_Written request_
How many lines in the records below contain the word "description"? Answer with the number alone.

(Extracted data entries)
########

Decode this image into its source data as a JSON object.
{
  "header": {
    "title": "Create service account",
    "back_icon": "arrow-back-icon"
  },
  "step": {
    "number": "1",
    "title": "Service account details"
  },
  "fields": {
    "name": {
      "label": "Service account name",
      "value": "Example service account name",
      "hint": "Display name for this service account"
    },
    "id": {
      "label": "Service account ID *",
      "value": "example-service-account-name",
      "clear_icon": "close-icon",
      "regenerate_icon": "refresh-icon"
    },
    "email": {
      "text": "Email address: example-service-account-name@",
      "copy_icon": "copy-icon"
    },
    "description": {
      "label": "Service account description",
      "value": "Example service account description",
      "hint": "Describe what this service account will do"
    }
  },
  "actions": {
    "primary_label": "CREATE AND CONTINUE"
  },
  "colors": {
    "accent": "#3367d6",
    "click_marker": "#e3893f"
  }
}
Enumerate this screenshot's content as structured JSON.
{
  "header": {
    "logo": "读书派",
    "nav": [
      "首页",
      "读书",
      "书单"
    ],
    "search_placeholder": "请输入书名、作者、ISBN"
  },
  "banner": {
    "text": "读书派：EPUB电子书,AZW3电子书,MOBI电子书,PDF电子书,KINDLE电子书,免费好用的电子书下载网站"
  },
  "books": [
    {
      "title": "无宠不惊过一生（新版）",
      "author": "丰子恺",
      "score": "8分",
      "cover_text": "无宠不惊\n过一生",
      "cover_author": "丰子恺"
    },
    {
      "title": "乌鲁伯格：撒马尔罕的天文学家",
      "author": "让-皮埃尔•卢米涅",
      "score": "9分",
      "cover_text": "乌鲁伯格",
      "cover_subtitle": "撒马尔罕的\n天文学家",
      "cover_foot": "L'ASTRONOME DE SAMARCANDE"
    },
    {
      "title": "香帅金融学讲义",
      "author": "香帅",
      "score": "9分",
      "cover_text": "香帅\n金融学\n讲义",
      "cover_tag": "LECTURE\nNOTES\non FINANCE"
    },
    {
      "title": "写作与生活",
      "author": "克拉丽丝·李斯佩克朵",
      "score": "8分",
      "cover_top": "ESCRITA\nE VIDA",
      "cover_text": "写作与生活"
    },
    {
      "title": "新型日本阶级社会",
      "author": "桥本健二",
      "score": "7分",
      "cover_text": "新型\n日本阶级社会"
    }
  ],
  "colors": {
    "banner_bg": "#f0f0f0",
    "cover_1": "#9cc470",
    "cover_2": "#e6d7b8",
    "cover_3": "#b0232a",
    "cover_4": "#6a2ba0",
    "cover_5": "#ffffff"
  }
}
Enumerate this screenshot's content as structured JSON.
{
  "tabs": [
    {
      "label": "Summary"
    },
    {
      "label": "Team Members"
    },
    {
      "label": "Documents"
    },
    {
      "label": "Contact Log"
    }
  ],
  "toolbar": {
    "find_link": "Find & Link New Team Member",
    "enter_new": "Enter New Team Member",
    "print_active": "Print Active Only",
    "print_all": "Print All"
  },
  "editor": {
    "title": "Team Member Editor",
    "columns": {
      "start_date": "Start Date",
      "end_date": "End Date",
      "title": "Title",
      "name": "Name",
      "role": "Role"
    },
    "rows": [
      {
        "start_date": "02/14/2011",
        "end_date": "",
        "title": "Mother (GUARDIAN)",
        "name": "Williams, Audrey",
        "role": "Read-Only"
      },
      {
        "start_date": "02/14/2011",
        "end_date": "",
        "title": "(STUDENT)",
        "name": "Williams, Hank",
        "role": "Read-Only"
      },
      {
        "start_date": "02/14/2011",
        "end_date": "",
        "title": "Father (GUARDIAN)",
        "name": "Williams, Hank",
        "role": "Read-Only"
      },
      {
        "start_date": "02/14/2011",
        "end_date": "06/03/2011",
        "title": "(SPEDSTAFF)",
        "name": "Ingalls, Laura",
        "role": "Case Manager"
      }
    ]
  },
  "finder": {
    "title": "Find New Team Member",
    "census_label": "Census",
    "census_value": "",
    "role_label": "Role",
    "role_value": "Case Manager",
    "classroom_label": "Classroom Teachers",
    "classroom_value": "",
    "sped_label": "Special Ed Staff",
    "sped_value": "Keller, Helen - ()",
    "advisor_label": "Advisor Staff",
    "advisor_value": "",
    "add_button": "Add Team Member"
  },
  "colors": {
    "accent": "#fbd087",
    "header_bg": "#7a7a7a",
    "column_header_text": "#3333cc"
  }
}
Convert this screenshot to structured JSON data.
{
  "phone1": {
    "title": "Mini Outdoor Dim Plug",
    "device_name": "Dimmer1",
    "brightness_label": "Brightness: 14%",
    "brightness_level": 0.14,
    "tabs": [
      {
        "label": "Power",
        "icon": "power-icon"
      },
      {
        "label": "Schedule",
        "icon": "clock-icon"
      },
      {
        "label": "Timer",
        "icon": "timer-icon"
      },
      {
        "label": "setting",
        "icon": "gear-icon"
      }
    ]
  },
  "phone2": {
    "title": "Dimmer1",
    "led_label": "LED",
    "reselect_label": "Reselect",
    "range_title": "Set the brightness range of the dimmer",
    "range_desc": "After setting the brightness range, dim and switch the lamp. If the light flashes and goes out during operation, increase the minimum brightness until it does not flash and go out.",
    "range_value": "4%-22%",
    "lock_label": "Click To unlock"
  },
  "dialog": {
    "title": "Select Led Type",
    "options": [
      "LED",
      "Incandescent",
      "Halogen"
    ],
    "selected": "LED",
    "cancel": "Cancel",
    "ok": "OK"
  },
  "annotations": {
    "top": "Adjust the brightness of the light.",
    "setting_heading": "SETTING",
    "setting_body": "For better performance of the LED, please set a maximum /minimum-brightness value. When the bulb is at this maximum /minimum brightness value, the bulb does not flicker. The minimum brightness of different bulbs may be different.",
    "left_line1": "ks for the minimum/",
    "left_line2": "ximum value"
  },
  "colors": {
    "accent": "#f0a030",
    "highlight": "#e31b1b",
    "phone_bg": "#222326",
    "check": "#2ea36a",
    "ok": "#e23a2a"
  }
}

########

_Answer to this exercise_
3